> [WRITTEN REQUEST]: Copy the material word for word, from its first line through the line containing "svg-text:1: 1 <box>652 319 661 338</box>", with both ends included.

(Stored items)
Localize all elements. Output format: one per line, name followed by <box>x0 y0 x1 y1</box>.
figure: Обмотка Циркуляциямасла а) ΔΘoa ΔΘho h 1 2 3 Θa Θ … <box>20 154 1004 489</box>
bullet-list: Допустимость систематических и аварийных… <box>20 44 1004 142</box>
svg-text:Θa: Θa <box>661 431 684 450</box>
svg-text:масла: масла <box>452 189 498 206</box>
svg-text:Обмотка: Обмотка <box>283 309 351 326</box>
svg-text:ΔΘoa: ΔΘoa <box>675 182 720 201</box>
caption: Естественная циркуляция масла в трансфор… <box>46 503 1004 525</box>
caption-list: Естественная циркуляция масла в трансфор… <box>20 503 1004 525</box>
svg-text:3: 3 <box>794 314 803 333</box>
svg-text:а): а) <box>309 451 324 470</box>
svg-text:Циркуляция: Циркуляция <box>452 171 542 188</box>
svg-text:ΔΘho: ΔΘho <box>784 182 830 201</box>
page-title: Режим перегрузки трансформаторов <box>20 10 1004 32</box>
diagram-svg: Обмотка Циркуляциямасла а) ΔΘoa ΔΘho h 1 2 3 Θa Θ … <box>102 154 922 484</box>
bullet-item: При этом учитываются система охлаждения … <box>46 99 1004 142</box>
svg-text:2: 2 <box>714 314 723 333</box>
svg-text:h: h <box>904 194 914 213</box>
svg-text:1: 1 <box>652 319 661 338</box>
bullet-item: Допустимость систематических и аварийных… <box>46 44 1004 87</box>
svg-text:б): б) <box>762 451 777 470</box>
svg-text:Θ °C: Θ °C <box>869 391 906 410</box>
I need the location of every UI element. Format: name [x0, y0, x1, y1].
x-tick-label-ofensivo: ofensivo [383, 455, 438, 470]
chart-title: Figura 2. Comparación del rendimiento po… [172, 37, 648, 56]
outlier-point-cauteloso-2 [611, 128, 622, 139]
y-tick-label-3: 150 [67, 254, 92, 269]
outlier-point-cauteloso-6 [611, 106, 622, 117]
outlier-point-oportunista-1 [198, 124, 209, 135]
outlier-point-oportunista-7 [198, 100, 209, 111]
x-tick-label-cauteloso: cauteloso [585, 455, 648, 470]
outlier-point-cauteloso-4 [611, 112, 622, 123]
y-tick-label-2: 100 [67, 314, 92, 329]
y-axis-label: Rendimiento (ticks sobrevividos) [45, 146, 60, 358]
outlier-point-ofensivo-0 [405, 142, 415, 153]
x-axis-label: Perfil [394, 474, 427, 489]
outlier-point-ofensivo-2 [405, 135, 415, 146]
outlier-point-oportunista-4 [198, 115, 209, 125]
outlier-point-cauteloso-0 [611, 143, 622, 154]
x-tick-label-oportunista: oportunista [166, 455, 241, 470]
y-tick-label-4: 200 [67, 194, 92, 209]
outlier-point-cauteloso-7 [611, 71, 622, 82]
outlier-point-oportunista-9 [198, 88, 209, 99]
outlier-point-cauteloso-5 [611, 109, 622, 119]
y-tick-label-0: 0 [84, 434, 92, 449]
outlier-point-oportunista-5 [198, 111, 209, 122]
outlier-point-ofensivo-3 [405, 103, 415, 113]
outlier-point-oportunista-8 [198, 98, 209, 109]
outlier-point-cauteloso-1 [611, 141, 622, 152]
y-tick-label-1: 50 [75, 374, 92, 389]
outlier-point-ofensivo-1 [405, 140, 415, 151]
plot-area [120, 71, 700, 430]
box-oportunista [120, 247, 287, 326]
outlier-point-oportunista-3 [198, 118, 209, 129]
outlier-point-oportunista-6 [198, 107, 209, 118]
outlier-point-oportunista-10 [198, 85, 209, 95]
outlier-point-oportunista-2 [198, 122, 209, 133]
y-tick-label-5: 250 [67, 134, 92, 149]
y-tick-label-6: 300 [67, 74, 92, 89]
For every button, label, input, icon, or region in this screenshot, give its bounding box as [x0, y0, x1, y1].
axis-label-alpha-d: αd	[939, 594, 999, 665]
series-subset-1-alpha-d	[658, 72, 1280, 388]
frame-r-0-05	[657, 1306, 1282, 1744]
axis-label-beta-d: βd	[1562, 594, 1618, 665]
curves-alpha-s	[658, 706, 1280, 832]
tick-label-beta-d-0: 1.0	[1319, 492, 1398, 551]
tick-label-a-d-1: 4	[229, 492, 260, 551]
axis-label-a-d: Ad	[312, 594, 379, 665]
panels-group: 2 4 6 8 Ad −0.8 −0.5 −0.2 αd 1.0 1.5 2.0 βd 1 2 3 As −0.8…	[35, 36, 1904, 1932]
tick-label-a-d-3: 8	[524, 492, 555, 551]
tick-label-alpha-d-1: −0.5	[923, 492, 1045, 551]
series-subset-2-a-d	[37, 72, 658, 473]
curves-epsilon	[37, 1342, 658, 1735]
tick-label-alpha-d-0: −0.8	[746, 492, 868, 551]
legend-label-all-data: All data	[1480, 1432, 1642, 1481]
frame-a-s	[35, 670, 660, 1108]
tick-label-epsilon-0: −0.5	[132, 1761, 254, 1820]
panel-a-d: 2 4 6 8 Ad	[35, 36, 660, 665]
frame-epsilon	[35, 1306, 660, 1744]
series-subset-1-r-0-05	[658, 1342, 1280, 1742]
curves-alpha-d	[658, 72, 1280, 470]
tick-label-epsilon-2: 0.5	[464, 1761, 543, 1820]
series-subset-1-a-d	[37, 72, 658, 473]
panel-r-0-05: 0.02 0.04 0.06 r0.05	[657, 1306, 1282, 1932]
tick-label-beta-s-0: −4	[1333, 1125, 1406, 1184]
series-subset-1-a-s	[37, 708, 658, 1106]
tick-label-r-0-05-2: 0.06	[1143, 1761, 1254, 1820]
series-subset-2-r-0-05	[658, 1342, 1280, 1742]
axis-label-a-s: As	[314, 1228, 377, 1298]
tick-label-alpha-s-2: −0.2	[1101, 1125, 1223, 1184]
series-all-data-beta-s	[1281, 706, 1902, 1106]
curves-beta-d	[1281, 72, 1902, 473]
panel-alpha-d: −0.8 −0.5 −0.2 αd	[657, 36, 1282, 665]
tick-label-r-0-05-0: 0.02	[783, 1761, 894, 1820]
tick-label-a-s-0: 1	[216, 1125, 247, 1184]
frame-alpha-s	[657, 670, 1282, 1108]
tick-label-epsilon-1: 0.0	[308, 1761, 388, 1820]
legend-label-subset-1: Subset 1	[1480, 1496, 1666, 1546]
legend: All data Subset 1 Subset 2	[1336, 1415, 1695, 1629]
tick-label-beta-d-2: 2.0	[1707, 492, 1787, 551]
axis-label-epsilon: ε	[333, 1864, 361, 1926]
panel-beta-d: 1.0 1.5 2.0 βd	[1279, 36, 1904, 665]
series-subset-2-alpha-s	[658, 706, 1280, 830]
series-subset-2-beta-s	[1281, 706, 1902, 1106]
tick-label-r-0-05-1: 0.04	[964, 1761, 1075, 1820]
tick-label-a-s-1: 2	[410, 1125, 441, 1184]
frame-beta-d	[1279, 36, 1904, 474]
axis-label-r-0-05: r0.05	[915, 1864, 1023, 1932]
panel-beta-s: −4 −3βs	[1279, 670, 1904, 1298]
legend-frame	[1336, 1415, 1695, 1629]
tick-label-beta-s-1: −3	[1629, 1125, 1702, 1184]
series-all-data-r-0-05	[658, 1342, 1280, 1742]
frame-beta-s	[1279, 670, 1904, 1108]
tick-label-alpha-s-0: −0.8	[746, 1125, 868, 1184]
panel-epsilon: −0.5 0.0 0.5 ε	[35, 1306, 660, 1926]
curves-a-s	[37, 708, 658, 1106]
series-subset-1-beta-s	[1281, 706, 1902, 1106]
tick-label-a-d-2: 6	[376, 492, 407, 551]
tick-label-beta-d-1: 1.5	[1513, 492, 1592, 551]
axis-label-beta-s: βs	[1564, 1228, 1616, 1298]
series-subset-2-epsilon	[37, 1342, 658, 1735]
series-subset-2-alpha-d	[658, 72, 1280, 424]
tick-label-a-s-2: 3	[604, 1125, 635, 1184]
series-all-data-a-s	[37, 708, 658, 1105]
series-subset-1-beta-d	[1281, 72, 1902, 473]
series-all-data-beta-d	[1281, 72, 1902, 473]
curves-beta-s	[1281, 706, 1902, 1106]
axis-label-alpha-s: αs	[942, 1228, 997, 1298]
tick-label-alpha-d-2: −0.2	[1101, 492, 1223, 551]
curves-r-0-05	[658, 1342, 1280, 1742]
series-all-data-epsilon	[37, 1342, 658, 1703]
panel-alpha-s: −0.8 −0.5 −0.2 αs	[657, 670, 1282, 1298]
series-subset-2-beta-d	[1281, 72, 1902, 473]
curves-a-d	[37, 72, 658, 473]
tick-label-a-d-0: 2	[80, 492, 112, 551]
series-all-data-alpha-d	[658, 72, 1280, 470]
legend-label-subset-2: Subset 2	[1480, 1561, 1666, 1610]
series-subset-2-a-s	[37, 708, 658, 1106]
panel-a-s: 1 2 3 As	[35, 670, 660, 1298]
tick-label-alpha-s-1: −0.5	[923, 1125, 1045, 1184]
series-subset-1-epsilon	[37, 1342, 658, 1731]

> [IN RESPONSE]:
Localize all elements. Output format: one per line, name followed by <box>x0 y0 x1 y1</box>.
figure: Обмотка Циркуляциямасла а) ΔΘoa ΔΘho h 1 2 3 Θa Θ … <box>20 154 1004 489</box>
bullet-list: Допустимость систематических и аварийных… <box>20 44 1004 142</box>
svg-text:Θa: Θa <box>661 431 684 450</box>
svg-text:масла: масла <box>452 189 498 206</box>
svg-text:Обмотка: Обмотка <box>283 309 351 326</box>
svg-text:ΔΘoa: ΔΘoa <box>675 182 720 201</box>
caption: Естественная циркуляция масла в трансфор… <box>46 503 1004 525</box>
caption-list: Естественная циркуляция масла в трансфор… <box>20 503 1004 525</box>
svg-text:3: 3 <box>794 314 803 333</box>
svg-text:а): а) <box>309 451 324 470</box>
svg-text:Циркуляция: Циркуляция <box>452 171 542 188</box>
svg-text:ΔΘho: ΔΘho <box>784 182 830 201</box>
page-title: Режим перегрузки трансформаторов <box>20 10 1004 32</box>
diagram-svg: Обмотка Циркуляциямасла а) ΔΘoa ΔΘho h 1 2 3 Θa Θ … <box>102 154 922 484</box>
bullet-item: При этом учитываются система охлаждения … <box>46 99 1004 142</box>
svg-text:2: 2 <box>714 314 723 333</box>
svg-text:h: h <box>904 194 914 213</box>
svg-text:1: 1 <box>652 319 661 338</box>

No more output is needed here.